● MATERIAL PROVIDED:

»»

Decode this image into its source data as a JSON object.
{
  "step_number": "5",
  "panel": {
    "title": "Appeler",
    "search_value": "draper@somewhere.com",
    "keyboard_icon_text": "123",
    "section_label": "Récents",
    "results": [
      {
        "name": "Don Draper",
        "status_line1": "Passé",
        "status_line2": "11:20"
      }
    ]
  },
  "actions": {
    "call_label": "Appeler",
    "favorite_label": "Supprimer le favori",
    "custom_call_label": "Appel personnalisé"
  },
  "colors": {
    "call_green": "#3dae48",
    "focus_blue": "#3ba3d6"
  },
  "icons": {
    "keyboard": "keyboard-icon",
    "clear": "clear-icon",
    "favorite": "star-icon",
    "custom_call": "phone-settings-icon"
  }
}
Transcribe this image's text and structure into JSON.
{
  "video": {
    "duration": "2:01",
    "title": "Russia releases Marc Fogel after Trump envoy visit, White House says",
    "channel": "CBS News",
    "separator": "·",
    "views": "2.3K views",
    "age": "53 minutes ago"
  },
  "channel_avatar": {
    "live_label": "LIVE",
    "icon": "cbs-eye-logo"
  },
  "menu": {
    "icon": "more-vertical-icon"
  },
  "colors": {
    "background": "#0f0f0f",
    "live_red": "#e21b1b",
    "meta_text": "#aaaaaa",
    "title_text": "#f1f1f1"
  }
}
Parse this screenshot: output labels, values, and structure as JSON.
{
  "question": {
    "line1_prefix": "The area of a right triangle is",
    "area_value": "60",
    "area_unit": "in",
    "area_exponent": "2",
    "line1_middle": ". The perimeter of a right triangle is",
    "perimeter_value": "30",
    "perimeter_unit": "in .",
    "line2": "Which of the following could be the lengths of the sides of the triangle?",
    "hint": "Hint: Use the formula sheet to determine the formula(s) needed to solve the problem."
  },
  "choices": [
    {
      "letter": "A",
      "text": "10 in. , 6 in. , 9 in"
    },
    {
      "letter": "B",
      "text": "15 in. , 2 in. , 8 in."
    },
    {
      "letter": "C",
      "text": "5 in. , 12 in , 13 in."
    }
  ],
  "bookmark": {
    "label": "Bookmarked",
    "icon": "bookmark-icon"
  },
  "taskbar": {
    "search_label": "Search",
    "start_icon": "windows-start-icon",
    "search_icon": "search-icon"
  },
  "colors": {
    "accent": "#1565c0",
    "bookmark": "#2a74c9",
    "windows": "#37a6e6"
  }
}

««

● AIM:
Every line above should be written out again exactly as it stands.

● FINAL RESULT:
Decode this image into its source data as a JSON object.
{
  "step_number": "5",
  "panel": {
    "title": "Appeler",
    "search_value": "draper@somewhere.com",
    "keyboard_icon_text": "123",
    "section_label": "Récents",
    "results": [
      {
        "name": "Don Draper",
        "status_line1": "Passé",
        "status_line2": "11:20"
      }
    ]
  },
  "actions": {
    "call_label": "Appeler",
    "favorite_label": "Supprimer le favori",
    "custom_call_label": "Appel personnalisé"
  },
  "colors": {
    "call_green": "#3dae48",
    "focus_blue": "#3ba3d6"
  },
  "icons": {
    "keyboard": "keyboard-icon",
    "clear": "clear-icon",
    "favorite": "star-icon",
    "custom_call": "phone-settings-icon"
  }
}
Transcribe this image's text and structure into JSON.
{
  "video": {
    "duration": "2:01",
    "title": "Russia releases Marc Fogel after Trump envoy visit, White House says",
    "channel": "CBS News",
    "separator": "·",
    "views": "2.3K views",
    "age": "53 minutes ago"
  },
  "channel_avatar": {
    "live_label": "LIVE",
    "icon": "cbs-eye-logo"
  },
  "menu": {
    "icon": "more-vertical-icon"
  },
  "colors": {
    "background": "#0f0f0f",
    "live_red": "#e21b1b",
    "meta_text": "#aaaaaa",
    "title_text": "#f1f1f1"
  }
}
Parse this screenshot: output labels, values, and structure as JSON.
{
  "question": {
    "line1_prefix": "The area of a right triangle is",
    "area_value": "60",
    "area_unit": "in",
    "area_exponent": "2",
    "line1_middle": ". The perimeter of a right triangle is",
    "perimeter_value": "30",
    "perimeter_unit": "in .",
    "line2": "Which of the following could be the lengths of the sides of the triangle?",
    "hint": "Hint: Use the formula sheet to determine the formula(s) needed to solve the problem."
  },
  "choices": [
    {
      "letter": "A",
      "text": "10 in. , 6 in. , 9 in"
    },
    {
      "letter": "B",
      "text": "15 in. , 2 in. , 8 in."
    },
    {
      "letter": "C",
      "text": "5 in. , 12 in , 13 in."
    }
  ],
  "bookmark": {
    "label": "Bookmarked",
    "icon": "bookmark-icon"
  },
  "taskbar": {
    "search_label": "Search",
    "start_icon": "windows-start-icon",
    "search_icon": "search-icon"
  },
  "colors": {
    "accent": "#1565c0",
    "bookmark": "#2a74c9",
    "windows": "#37a6e6"
  }
}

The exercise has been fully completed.